__YOUR GOAL__.
Read the data and repeat all of it exactly.

__EXERCISE DATA__.
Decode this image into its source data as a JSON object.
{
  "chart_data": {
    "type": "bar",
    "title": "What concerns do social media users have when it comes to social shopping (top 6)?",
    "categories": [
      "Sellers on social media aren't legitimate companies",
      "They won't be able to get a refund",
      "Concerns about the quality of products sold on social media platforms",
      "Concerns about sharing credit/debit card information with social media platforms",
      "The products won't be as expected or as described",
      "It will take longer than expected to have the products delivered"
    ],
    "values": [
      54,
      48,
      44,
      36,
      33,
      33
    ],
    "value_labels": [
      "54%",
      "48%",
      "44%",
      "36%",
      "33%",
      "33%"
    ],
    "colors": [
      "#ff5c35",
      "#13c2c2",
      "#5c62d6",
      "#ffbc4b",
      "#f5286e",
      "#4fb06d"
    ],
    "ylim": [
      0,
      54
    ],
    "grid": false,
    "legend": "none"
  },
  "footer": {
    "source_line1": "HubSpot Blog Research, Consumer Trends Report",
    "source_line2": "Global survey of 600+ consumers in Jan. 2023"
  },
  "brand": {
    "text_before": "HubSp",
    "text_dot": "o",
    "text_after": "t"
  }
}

__RESPONSE TO THIS TASK__.
Decode this image into its source data as a JSON object.
{
  "chart_data": {
    "type": "bar",
    "title": "What concerns do social media users have when it comes to social shopping (top 6)?",
    "categories": [
      "Sellers on social media aren't legitimate companies",
      "They won't be able to get a refund",
      "Concerns about the quality of products sold on social media platforms",
      "Concerns about sharing credit/debit card information with social media platforms",
      "The products won't be as expected or as described",
      "It will take longer than expected to have the products delivered"
    ],
    "values": [
      54,
      48,
      44,
      36,
      33,
      33
    ],
    "value_labels": [
      "54%",
      "48%",
      "44%",
      "36%",
      "33%",
      "33%"
    ],
    "colors": [
      "#ff5c35",
      "#13c2c2",
      "#5c62d6",
      "#ffbc4b",
      "#f5286e",
      "#4fb06d"
    ],
    "ylim": [
      0,
      54
    ],
    "grid": false,
    "legend": "none"
  },
  "footer": {
    "source_line1": "HubSpot Blog Research, Consumer Trends Report",
    "source_line2": "Global survey of 600+ consumers in Jan. 2023"
  },
  "brand": {
    "text_before": "HubSp",
    "text_dot": "o",
    "text_after": "t"
  }
}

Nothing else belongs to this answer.